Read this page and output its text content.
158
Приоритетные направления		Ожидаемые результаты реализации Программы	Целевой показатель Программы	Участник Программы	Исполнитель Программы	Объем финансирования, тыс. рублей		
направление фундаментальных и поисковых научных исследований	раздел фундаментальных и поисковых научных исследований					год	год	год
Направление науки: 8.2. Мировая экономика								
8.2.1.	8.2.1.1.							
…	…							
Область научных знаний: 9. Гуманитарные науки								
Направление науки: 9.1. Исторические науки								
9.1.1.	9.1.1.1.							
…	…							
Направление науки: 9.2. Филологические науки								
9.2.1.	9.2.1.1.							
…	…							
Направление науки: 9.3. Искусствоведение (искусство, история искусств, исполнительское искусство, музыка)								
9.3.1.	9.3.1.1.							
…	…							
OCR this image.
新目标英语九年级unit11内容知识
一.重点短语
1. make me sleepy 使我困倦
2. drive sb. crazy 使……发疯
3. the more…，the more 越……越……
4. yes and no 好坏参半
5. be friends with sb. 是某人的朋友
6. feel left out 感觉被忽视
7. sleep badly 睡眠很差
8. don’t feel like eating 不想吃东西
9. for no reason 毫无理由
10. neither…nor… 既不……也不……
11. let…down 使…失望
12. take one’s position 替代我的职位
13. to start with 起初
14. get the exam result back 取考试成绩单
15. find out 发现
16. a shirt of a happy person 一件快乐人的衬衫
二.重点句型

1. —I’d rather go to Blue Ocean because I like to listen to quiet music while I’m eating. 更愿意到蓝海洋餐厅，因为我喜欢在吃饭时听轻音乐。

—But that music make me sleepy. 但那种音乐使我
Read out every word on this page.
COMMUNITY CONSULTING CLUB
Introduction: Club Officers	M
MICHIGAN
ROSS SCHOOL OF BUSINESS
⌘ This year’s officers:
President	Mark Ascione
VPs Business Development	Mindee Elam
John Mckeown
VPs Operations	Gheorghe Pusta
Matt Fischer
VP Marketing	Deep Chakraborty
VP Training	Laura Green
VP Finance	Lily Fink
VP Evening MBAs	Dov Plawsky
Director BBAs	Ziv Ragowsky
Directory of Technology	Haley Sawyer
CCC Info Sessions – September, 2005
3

++++

Requirements >>
List each line of the entries that holds the string "feel".

Output for this exercise >>
6. feel left out 感觉被忽视
8. don’t feel like eating 不想吃东西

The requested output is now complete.